** GOAL OF THE EXERCISE **
Look through the data below. Collect every line where the word "háčikoch" occurs.
======== RECORDS SHOWN
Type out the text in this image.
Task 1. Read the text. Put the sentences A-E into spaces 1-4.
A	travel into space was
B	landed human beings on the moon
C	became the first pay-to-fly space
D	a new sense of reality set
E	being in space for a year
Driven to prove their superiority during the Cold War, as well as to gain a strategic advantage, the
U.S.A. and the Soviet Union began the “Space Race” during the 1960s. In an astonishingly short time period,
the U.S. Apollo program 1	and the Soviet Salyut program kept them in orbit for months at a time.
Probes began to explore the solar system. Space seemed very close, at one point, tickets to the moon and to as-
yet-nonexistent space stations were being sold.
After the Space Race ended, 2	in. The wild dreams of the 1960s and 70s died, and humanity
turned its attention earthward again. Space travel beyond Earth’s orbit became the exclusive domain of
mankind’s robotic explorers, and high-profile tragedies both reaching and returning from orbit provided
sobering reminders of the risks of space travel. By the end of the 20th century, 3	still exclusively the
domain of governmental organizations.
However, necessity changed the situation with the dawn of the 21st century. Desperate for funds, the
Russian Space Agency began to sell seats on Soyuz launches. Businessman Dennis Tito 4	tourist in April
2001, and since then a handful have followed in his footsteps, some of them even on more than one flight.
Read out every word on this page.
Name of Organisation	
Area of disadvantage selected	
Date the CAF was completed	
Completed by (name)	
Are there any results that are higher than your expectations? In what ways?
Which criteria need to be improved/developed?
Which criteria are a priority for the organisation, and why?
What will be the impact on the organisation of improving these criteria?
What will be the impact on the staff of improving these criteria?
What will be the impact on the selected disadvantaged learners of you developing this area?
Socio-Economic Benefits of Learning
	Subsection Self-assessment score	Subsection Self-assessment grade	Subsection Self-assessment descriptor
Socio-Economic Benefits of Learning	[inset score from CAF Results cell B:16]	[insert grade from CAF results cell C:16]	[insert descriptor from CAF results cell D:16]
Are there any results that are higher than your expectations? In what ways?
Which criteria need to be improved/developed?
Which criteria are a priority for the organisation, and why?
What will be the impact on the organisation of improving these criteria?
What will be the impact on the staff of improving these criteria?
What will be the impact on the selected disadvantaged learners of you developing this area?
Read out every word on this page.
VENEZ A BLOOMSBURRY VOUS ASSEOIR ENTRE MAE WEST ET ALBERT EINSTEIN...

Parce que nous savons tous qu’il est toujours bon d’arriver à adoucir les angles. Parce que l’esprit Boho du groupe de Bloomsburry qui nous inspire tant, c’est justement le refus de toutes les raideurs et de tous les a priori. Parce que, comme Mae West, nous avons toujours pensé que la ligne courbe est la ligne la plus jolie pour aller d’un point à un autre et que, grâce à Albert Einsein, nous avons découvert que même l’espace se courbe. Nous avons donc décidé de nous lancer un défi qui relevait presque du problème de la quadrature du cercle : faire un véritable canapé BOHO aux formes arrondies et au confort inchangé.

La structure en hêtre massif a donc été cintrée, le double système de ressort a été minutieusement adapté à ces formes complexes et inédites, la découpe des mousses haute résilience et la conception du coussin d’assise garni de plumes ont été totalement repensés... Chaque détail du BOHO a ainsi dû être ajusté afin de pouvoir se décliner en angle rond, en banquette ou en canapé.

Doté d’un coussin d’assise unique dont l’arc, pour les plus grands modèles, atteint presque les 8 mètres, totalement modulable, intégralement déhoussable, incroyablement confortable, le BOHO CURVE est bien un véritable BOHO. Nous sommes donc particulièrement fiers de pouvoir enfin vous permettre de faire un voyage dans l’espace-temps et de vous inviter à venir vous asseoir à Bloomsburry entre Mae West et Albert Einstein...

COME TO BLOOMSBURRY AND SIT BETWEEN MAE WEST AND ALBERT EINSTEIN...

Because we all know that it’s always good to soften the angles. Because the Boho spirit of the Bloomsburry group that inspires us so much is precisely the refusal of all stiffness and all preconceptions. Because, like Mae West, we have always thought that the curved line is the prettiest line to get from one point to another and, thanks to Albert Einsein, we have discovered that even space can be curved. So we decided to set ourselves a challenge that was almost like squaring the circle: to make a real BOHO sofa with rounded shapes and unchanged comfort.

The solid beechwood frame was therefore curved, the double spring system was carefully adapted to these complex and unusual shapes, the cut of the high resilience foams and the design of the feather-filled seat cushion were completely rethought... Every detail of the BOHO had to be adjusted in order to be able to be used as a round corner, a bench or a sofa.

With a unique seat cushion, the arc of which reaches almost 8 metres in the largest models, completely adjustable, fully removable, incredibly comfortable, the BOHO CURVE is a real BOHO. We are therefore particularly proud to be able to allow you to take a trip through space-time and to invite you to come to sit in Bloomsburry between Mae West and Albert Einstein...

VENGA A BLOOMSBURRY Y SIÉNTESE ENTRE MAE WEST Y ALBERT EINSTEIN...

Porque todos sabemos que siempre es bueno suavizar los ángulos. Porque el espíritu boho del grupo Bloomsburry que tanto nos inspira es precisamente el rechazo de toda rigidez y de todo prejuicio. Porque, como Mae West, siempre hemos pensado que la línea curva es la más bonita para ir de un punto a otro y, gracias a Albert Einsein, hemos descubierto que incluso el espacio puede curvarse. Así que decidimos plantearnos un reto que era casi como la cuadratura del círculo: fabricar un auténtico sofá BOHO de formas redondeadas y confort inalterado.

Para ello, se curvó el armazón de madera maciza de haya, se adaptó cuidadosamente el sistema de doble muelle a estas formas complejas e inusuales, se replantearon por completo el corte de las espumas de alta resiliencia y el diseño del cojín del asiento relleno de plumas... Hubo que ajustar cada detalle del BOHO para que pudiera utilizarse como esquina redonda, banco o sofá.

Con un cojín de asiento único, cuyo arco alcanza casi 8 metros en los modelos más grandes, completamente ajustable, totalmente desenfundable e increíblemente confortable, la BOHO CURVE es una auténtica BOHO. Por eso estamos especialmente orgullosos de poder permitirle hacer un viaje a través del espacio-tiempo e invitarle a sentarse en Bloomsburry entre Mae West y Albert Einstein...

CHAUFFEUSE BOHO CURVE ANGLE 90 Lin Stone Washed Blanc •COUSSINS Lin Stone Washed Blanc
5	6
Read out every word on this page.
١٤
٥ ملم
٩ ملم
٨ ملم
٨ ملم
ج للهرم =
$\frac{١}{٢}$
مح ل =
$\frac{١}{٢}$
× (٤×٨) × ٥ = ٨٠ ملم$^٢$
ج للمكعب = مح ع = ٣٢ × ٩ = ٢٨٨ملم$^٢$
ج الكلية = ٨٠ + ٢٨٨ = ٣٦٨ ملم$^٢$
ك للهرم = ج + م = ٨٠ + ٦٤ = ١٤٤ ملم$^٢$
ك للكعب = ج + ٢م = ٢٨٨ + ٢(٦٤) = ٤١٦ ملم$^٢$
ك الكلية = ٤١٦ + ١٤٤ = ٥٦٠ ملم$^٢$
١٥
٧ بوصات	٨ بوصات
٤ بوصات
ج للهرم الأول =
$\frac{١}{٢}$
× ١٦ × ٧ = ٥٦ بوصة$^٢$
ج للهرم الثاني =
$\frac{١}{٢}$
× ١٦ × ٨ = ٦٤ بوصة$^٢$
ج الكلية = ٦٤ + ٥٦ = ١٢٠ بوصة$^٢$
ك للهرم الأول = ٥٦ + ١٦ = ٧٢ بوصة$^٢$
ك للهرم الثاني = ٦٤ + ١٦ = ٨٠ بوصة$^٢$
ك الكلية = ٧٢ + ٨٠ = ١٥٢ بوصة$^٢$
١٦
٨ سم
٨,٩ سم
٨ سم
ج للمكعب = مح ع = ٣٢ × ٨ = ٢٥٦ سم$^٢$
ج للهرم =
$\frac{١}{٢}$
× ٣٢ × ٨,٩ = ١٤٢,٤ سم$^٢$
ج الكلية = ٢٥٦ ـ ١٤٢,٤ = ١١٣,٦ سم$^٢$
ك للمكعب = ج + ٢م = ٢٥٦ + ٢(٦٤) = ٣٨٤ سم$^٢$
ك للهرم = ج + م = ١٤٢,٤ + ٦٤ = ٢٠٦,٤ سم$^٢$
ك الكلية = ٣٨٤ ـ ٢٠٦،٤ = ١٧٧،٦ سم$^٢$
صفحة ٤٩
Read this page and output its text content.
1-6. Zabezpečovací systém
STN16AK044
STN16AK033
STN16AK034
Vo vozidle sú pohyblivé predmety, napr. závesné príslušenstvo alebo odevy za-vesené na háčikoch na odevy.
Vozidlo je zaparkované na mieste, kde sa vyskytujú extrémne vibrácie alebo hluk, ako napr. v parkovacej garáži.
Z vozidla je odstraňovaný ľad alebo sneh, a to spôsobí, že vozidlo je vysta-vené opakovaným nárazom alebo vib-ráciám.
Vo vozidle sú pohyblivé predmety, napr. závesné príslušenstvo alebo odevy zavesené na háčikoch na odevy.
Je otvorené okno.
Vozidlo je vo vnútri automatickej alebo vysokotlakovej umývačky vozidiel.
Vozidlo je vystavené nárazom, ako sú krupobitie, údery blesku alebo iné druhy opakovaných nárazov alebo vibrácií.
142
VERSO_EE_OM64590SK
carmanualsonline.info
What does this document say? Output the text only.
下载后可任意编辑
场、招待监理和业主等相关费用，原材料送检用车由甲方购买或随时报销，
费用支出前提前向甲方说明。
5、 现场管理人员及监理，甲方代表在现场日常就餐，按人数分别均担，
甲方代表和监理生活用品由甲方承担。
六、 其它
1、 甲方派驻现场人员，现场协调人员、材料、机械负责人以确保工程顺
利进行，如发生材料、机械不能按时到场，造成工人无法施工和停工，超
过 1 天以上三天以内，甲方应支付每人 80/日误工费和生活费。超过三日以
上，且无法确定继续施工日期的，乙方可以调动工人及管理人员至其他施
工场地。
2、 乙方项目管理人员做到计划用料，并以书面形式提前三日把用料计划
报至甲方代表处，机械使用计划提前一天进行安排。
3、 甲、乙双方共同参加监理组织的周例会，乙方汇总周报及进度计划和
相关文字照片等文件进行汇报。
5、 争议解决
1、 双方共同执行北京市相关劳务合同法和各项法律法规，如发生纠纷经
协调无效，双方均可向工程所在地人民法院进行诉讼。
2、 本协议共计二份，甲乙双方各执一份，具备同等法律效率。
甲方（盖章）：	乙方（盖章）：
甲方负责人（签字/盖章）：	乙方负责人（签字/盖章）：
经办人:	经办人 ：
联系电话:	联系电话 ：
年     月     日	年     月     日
================
** SOLUTION FOR THIS TASK **
Vo vozidle sú pohyblivé predmety, napr. závesné príslušenstvo alebo odevy za-vesené na háčikoch na odevy.
Vo vozidle sú pohyblivé predmety, napr. závesné príslušenstvo alebo odevy zavesené na háčikoch na odevy.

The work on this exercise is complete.